Каким образом деньги обращаются? Путем повсеместной цепи платежей. Покупки, инвестиции, налоги, оплата труда, оплата услуг — все происходит в виде платежей от кого-то кому-то. Говоря коротко, платеж есть элемент обращения. Из этих двух Марксовых функций денег одна включает другую как свой элемент (см. у Борхеса). Осталось четыре функции.

Далее, есть национальная валюта и есть международная («мировые деньги»). То и другое выступает в функциях «средства обращения», «меры стоимости» и «средства накопления». Короче, выражение деньги в функции «мировых денег» есть тавтология: деньги в функции денег (опять см. у Борхеса). В итоге, приходим к трем функциям денег, как это понимается в обычной, немарксистской науке.

М. Фуко рассказал, как он хохотал над Борхесовой классификацией (далее курсив его): «Предел нашего мышления — то есть совершенная невозможность мыслить таким образом — вот что сразу открывается нашему взору, восхищенному этой таксономией…». Как видим, для Маркса нет ничего невозможного — он мыслил как раз таким образом.

 

Но все это неважно. А важно, что…

…капиталистический способ производства есть зло по всем статьям:

1. Подрыв «источников всякого богатства — земли и рабочего» (с. 515).

2. Создание свободного времени буржуазии «посредством превращения всей жизни масс в рабочее время» (с. 539).

3. Сокрытие «тайны самовозрастания капитала» за счет неоплаченного труда (с. 544).

4. Производство и воспроизводство (наряду с товарами) еще и «отношения эксплуатации» (с. 591).

Как говорится, чего же боле?

Однако, это не конец, а только лишь прелюдия.

 

Всеобщий кошмар капиталистического накопления

Только после представленного выше нагнетания страстей выдвигается главное обвинение: чем больше общественное богатство, тем больше «промышленная резервная армия». И тогда: «Но чем больше эта резервная армия по сравнению с активной рабочей армией, тем обширнее постоянное перенаселение, нищета которого прямо пропорциональна мукам труда активной рабочей армии…»

В этом месте Маркс выкидывает такой номер, перед которым бледнеют любые наши комментарии. Как бы вопрошая: ну хоть один дурак догадается ли? Дело в том, что в немецком оригинале сказано «обратно пропорциональна», а во французском авторизованном издании — как в приведенной выше цитате («обратно пропорциональна»). Русская редакция (Институт марксизма-ленинизма при ЦК КПСС) предпочла французский вариант, оговорив в примечании то, что сказано в немецком оригинале. По-французски одно, по-немецки — противоположное… А как по-испански, по-итальянски, на сербскохорватском, угро-финском? А как на арабском? суахили? урду? пушту? иврите? санскрите?

------------------------

:: Условие задачи ::
Верните дословно отрывок текста о марксовой критике капитализма: от слов «Каким образом деньги» до слов «обычной, немарксистской науке.» включительно. Приведённые далее строки здесь никак не используются.

:: Исходные данные ::
------------------------

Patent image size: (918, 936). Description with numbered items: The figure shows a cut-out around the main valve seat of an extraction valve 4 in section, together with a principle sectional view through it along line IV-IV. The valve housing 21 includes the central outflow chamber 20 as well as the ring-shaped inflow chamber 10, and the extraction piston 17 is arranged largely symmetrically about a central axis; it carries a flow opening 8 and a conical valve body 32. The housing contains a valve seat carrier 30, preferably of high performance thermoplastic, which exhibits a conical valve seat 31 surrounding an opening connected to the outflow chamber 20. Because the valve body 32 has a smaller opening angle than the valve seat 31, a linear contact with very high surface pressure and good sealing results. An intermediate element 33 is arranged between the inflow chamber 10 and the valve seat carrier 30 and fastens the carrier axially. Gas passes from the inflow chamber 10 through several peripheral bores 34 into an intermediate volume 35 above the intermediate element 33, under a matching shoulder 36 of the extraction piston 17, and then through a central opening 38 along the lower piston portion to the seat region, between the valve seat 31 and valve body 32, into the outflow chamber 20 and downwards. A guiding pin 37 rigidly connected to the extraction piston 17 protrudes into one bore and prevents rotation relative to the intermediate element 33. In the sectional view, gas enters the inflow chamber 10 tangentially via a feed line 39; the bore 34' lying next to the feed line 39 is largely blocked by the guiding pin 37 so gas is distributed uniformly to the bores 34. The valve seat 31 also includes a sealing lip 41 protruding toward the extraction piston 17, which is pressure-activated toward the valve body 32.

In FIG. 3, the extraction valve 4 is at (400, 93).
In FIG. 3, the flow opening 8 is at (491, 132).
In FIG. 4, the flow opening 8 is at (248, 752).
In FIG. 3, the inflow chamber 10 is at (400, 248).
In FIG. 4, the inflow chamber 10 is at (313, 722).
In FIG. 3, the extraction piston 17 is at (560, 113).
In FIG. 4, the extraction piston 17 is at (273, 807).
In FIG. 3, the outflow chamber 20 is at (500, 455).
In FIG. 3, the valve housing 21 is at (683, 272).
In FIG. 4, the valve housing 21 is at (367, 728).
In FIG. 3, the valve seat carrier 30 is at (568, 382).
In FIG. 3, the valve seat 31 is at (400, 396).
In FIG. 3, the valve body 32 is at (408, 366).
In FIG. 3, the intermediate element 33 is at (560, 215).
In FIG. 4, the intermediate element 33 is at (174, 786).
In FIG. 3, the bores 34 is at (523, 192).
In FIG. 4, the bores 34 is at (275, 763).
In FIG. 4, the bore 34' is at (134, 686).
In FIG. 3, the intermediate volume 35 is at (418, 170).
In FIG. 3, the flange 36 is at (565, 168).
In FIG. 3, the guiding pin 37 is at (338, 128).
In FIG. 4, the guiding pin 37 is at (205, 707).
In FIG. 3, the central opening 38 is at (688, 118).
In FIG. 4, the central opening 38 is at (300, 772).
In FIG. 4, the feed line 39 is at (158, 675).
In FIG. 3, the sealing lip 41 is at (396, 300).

------------------------

:: Решение задачи ::
Каким образом деньги обращаются? Путем повсеместной цепи платежей. Покупки, инвестиции, налоги, оплата труда, оплата услуг — все происходит в виде платежей от кого-то кому-то. Говоря коротко, платеж есть элемент обращения. Из этих двух Марксовых функций денег одна включает другую как свой элемент (см. у Борхеса). Осталось четыре функции.

Далее, есть национальная валюта и есть международная («мировые деньги»). То и другое выступает в функциях «средства обращения», «меры стоимости» и «средства накопления». Короче, выражение деньги в функции «мировых денег» есть тавтология: деньги в функции денег (опять см. у Борхеса). В итоге, приходим к трем функциям денег, как это понимается в обычной, немарксистской науке.